* Problem to solve: Only a number is expected: how many lines in these records mention the word "scale"?

━━━

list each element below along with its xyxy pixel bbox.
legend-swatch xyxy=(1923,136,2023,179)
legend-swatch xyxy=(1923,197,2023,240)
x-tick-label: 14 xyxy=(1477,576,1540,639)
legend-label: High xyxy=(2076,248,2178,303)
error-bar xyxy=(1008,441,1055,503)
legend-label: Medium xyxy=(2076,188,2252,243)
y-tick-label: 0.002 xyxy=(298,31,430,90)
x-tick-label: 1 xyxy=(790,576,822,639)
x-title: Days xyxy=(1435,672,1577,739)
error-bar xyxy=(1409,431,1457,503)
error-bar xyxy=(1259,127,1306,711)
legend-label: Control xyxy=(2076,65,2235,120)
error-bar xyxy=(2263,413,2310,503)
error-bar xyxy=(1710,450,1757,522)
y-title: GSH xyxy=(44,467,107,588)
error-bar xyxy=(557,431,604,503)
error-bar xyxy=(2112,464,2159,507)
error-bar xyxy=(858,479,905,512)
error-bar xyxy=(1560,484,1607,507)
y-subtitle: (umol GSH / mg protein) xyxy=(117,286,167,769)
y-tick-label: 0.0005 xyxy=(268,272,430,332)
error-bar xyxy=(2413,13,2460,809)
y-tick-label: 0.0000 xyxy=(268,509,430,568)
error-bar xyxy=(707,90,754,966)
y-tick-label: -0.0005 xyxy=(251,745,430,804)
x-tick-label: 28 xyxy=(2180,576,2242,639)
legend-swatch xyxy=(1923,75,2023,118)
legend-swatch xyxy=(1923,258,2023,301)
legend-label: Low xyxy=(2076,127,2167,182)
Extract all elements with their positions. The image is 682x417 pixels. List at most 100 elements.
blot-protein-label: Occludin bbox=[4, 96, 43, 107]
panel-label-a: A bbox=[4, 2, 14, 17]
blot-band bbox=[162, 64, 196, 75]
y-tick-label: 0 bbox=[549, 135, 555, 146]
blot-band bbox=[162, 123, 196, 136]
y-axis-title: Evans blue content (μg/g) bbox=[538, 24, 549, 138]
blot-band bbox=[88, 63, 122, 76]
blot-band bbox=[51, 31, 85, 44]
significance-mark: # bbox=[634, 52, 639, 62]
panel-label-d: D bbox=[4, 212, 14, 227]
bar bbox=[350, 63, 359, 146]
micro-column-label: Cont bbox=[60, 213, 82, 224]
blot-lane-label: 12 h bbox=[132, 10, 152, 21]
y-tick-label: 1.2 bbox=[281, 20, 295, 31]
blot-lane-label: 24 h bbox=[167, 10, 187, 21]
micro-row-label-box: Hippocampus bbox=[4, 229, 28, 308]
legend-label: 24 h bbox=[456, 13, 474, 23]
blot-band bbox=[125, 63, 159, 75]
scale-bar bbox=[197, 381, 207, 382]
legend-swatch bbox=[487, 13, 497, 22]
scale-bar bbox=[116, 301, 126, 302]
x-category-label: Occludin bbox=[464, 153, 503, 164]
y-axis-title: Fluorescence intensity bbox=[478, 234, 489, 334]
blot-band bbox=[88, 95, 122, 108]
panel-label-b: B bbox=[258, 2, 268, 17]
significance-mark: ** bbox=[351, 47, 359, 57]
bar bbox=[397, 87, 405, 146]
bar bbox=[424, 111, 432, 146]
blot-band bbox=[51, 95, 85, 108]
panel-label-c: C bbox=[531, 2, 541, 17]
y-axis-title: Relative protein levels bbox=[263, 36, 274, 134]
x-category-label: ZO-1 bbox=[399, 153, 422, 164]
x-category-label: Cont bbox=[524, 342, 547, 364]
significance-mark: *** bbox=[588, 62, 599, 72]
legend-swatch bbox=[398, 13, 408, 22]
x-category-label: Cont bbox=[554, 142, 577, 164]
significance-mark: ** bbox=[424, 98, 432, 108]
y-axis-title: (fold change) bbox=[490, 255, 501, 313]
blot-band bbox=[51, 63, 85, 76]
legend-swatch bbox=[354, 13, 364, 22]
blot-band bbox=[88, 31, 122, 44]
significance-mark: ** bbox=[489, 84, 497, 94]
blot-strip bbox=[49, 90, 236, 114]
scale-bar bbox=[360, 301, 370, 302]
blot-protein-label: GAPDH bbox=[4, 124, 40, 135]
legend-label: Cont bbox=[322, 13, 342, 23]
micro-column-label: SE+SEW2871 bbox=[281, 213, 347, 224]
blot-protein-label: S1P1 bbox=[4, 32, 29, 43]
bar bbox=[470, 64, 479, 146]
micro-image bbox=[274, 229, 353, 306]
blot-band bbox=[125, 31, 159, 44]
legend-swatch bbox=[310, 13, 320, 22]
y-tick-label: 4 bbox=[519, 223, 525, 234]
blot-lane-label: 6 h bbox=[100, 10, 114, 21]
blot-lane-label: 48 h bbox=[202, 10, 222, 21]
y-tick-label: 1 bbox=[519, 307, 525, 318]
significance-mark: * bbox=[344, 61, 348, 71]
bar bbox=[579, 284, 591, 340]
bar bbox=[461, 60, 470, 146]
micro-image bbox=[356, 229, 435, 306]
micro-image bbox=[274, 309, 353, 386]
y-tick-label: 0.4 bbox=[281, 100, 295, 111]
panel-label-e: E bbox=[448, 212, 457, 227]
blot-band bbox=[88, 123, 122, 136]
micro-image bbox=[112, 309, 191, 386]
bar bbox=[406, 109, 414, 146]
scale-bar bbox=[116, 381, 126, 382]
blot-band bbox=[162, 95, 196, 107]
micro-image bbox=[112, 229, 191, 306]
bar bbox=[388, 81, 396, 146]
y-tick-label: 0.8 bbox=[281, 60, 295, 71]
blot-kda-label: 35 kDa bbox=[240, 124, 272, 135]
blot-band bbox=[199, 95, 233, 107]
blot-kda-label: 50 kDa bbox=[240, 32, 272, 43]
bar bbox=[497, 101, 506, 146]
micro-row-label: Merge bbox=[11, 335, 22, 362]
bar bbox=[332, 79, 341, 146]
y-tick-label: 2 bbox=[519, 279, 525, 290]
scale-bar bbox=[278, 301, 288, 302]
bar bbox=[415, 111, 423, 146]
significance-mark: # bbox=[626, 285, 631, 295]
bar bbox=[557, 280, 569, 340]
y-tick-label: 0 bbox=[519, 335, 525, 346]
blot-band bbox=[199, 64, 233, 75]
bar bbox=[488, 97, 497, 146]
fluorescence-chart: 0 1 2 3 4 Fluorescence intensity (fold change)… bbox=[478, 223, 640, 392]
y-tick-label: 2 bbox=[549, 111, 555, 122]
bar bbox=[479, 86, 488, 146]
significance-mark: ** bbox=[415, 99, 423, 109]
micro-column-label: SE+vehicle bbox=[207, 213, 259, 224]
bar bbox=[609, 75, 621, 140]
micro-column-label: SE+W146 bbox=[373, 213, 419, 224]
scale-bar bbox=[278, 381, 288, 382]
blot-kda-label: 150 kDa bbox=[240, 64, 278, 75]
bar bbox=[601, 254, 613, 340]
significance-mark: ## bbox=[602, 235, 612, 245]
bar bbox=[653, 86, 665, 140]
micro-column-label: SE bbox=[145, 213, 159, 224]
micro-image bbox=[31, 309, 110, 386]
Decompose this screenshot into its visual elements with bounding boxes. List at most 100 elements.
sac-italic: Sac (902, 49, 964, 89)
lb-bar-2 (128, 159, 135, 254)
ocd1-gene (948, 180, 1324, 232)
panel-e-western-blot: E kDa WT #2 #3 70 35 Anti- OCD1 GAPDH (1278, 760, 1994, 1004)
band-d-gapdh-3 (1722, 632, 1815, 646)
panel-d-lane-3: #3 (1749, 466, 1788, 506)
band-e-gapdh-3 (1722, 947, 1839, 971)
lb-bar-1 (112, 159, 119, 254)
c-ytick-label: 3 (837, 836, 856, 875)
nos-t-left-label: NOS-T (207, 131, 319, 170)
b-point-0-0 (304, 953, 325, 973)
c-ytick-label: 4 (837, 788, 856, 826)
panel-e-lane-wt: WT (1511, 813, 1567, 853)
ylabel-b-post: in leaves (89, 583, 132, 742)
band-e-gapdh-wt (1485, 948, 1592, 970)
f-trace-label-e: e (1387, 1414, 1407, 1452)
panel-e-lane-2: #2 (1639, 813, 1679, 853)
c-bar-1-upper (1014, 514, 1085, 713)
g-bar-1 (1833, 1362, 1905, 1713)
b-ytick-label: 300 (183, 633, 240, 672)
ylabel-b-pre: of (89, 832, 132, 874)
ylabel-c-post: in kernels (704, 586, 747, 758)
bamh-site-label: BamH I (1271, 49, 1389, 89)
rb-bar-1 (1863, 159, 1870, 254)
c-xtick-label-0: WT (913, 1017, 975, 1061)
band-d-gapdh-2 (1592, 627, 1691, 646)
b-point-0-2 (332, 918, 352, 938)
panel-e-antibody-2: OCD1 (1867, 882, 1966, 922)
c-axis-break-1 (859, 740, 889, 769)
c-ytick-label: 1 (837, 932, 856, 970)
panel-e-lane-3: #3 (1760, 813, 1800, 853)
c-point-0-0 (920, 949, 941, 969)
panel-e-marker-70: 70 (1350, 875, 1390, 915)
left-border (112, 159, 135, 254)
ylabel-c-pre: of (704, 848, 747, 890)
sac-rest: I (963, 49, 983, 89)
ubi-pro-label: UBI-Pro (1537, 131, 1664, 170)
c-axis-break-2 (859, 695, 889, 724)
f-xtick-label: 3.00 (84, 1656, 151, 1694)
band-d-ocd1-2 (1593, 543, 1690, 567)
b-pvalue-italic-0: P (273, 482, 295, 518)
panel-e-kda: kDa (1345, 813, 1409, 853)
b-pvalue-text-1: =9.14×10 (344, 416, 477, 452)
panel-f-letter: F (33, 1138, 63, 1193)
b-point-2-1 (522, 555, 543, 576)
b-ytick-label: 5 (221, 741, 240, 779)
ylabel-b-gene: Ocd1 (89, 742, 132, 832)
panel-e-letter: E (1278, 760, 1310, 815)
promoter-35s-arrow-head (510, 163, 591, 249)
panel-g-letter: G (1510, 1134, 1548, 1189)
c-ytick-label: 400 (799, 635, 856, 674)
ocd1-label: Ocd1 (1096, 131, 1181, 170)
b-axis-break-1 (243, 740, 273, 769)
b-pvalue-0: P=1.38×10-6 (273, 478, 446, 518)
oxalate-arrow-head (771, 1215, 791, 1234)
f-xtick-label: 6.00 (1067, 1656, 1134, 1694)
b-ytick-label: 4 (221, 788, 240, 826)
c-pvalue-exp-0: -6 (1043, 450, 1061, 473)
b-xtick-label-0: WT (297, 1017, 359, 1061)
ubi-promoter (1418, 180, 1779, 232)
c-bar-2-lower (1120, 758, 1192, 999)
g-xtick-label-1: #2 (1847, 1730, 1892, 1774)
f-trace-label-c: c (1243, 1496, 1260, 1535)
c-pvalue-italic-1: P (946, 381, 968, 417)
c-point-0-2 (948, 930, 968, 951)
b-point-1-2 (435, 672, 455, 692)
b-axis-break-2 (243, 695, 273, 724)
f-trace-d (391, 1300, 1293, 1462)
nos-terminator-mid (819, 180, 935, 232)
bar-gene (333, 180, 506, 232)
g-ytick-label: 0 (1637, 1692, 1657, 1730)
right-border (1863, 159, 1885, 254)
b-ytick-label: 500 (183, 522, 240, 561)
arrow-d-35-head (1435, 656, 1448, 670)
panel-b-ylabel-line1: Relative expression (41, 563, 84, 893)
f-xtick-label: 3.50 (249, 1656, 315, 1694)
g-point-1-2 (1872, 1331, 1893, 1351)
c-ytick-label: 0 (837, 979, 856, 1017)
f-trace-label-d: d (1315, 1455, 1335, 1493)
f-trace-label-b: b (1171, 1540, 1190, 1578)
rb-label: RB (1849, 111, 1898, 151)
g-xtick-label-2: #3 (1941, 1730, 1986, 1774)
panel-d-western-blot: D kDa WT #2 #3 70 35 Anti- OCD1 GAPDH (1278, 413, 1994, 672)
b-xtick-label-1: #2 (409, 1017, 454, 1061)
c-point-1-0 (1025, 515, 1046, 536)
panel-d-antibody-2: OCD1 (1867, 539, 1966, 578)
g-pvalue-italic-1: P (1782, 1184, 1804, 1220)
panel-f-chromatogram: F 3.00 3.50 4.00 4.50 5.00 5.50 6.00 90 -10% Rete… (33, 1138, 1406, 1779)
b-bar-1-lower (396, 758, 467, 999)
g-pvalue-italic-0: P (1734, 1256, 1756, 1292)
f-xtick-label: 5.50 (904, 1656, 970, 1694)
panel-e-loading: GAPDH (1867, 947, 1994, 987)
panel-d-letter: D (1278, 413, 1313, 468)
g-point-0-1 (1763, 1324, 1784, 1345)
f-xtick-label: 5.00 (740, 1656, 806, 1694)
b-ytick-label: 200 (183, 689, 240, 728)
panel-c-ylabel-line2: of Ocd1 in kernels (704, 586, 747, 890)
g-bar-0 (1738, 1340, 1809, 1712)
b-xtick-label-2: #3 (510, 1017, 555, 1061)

━━━

* Result of the task: 6